Jadé Fadojutimi
Ok, so Fadojutimi has already ticked off a pretty impressive bucket list, with paintings acquired by the Tate, representation by Gagosian and auction prices exceeding £1m – but she is still young, and her rapid upward trajectory seems not to be slowing down any time soon. Fadojutimi uses colour, space, line, and movement in the service of fluid emotion, interpreting everyday experience in ways that reflect a drive to understand more completely the perpetually intertwined ideas of identity and beauty. Her paintings are often monumental in scale, like the stunning, unavoidably eye-catching work shown by Galerie Gisela Capitain at Frieze London, Plums are not plums until you think about plums and realise there are no plums here to be seen – which mesmerises with its rich pinks and luscious green and yellows presenting her typically expressive and poetic style. After all, Fadojutimi finds writing key to her process, sometimes using it to help articulate the subtleties of her painting or else positioning it in parallel. Her roles as artist and writer are equally important aspects of her creative practice.
Gözde İlkin
Celebrating new galleries and voices at the forefront of the global art scene, Frieze’s Focus section for 2023 explored desire, memory, environment, power and colonial history. Gypsum, winner of the The Frieze Focus Stand Prize 2022, returned to the fair with a solo presentation of fabric works by Istanbul-based Gözde İlkin. Working with found cloth, plants and stones, İlkin explores how materials exist as repositories of memory and narrative. By juxtaposing manmade and natural forms, İlkin collapses the distance between them and challenges history’s anthropocentrism. This selection features hung two-dimensional fabric works alongside three-dimensional patchwork fabric sculptures. İlkin’s work is made out of repurposed domestic fabrics that she has been collecting over time. Tablecloths, curtains and bed duvets act as memory objects that stage İlkin’s motifs and images. She deftly reworks the material with an arrangement of loose threads and thin layers of paint. Her artworks which incorporate stitching, drawing, painting as well as video and sound installations, construct forms of confrontational interactions that tend to manipulate borders, gender dynamics and ferocious urban transformations. Her stories never quite unfold into their logical conclusion. They enact political relationships, feelings and promises that are failing to reach a solution, remaining abstract and in limbo.

__Information given__:
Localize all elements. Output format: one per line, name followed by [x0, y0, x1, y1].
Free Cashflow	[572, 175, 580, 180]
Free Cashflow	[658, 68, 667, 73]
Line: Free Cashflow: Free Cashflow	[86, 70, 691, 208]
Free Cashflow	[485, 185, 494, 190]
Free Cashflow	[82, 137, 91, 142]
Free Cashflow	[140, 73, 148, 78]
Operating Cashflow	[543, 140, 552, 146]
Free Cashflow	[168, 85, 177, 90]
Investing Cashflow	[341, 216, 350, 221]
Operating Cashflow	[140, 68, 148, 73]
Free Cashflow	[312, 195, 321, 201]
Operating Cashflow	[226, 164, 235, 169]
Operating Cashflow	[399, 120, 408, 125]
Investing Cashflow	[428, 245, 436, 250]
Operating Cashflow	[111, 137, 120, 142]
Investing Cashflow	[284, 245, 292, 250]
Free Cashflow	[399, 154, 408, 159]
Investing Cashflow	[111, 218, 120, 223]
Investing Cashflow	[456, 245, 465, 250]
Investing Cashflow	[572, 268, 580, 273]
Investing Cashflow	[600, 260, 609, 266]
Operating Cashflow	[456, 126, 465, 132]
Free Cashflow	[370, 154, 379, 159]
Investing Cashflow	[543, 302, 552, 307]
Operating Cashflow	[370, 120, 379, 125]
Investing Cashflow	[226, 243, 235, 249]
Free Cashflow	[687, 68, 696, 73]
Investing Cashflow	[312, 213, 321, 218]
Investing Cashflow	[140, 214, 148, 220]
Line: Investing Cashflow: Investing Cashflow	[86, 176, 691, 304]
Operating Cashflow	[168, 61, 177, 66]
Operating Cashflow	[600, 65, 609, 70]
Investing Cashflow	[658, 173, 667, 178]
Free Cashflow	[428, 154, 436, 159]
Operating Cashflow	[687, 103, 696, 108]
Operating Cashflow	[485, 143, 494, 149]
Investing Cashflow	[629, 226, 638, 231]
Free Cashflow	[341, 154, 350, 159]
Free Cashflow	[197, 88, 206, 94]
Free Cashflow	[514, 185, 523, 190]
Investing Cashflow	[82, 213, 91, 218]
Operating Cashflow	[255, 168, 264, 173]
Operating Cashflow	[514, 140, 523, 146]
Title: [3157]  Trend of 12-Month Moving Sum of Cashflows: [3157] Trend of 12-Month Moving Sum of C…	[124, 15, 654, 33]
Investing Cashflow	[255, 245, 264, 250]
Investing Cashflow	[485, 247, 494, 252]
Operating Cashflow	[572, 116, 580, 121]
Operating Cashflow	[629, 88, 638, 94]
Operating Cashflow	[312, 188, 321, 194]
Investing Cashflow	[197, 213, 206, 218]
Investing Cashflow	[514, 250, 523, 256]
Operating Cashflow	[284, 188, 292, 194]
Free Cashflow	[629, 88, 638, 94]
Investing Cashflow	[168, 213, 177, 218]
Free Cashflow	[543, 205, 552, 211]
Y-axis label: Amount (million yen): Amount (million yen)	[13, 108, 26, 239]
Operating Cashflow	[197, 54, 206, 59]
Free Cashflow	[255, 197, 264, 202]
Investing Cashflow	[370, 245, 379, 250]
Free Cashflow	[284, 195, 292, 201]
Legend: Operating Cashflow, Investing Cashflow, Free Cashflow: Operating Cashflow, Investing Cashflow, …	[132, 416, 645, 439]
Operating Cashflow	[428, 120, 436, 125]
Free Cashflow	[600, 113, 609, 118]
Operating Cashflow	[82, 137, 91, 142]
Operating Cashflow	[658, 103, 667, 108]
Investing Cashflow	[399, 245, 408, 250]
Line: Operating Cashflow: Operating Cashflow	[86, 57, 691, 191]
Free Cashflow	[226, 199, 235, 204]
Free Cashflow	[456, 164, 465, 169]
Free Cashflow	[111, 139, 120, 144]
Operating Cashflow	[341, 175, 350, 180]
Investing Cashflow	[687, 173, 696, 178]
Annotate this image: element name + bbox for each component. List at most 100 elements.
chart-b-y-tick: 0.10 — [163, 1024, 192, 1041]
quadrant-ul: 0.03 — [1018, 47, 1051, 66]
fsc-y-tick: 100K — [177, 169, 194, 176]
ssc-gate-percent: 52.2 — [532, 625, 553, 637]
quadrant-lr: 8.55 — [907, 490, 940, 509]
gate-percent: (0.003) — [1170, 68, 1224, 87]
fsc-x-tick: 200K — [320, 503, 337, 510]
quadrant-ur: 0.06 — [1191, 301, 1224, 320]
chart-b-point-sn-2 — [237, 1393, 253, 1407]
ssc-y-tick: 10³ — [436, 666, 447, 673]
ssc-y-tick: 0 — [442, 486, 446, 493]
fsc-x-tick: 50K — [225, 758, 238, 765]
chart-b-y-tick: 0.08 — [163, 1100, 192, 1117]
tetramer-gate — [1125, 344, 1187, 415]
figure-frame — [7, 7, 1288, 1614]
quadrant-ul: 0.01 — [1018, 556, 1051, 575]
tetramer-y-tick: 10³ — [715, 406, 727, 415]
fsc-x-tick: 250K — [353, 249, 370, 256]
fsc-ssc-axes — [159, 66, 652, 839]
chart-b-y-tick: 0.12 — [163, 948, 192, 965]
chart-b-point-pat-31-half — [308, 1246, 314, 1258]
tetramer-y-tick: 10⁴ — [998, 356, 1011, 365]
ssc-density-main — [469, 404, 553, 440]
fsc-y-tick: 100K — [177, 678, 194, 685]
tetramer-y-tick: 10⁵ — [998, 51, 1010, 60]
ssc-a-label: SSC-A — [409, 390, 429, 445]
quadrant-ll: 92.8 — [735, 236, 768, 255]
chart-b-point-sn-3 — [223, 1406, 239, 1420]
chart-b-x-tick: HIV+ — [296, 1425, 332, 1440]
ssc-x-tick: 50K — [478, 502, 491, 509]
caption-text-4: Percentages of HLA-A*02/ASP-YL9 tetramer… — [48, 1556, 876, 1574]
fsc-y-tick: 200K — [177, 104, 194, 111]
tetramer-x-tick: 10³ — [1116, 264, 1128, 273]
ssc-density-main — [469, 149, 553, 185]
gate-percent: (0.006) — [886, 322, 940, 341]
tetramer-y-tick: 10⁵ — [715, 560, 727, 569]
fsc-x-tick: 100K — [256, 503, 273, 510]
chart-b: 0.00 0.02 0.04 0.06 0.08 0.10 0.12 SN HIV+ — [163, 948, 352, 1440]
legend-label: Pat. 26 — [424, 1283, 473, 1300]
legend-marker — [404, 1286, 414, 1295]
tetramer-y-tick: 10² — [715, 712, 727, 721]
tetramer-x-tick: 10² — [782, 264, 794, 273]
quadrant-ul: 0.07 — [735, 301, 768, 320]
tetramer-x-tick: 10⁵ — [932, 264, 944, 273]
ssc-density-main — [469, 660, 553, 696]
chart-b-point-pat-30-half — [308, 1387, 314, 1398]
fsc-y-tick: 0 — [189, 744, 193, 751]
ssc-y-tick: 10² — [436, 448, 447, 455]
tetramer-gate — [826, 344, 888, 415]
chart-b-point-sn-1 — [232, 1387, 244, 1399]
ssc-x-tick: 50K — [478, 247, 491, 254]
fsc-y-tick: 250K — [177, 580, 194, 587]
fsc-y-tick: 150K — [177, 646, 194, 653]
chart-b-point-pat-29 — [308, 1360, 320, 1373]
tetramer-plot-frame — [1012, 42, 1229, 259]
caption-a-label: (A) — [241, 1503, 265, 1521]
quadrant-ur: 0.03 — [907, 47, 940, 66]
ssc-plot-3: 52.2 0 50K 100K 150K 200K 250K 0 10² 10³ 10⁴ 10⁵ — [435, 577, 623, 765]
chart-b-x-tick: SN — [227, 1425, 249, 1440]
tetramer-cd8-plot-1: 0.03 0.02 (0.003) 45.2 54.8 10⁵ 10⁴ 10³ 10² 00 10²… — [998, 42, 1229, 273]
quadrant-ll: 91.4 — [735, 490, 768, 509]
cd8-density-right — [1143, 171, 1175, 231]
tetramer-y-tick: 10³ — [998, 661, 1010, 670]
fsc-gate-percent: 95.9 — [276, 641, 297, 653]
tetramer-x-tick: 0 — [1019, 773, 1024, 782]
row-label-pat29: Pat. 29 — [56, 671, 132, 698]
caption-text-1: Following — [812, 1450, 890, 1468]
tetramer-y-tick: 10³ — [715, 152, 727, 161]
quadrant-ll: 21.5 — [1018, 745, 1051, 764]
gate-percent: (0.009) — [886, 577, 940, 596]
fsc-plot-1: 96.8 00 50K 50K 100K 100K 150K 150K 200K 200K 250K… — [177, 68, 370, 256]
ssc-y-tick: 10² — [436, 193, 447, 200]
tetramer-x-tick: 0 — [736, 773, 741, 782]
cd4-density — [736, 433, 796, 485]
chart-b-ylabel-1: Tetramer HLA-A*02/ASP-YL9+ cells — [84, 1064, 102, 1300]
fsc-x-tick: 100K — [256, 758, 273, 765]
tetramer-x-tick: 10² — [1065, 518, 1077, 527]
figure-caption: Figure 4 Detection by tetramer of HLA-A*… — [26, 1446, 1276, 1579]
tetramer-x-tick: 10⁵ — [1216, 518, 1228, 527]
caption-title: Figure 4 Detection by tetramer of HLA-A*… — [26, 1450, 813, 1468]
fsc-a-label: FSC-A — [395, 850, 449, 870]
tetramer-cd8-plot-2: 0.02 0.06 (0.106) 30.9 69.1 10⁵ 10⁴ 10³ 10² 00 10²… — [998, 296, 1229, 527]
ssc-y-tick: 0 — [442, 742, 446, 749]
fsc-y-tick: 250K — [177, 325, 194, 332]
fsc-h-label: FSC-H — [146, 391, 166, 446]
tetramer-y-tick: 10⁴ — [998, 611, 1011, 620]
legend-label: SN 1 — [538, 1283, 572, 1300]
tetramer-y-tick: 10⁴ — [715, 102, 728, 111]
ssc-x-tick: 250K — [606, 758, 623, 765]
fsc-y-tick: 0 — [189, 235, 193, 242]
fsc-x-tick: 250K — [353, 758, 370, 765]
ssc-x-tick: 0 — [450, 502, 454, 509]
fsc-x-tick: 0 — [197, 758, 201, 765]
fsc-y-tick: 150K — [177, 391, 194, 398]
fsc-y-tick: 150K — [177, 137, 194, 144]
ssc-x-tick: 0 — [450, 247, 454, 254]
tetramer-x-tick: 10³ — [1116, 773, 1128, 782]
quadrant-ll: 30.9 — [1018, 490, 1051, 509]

__Work item A__: Translate this sentence from the passage on Frieze artists into Spanish: "İlkin's work is made out of repurposed domestic fabrics that she has been collecting over time."
__Work item B__: Carry on the passage on Frieze artists from its last sentence.
The data is separate material and has no connection to the passage on Frieze artists.

__Final answer A__: La obra de İlkin está hecha con telas domésticas reutilizadas que ella ha ido coleccionando a lo largo del tiempo.

__Final answer B__:
Jordan Strafer
Heidi and Hot Wheels shared a booth dedicated to the latest short film by Jordan Strafer, marking the first time her work is shown in the UK. The New York-based artist, whose primary medium is video, often presents part-autobiographical, part-fictitious work that reflects the complex nature of racial identity, gender, sexuality, class, and ‘Americanism.’ A key aspect of her practice is the thoughtful yet playful choreography of seemingly antagonistic emotions—both comical and tragic, intimate and factual, familiar and unfamiliar, repulsive and appealing situations appear in an unusually fluid manner. For Frieze, Strafer’s Loophole (2023) was showcased – an erotic thriller that mixes real extracts from William Kennedy Smith’s rape trial transcript with dark, fantastical love scenes. Depicting a loss of order, Loophole exposes themes of greed, corruption and abuse of power. The film references the genre of the erotic thriller, which was popular at the time, and juxtaposes the deeply ambivalent feelings of fear and desire.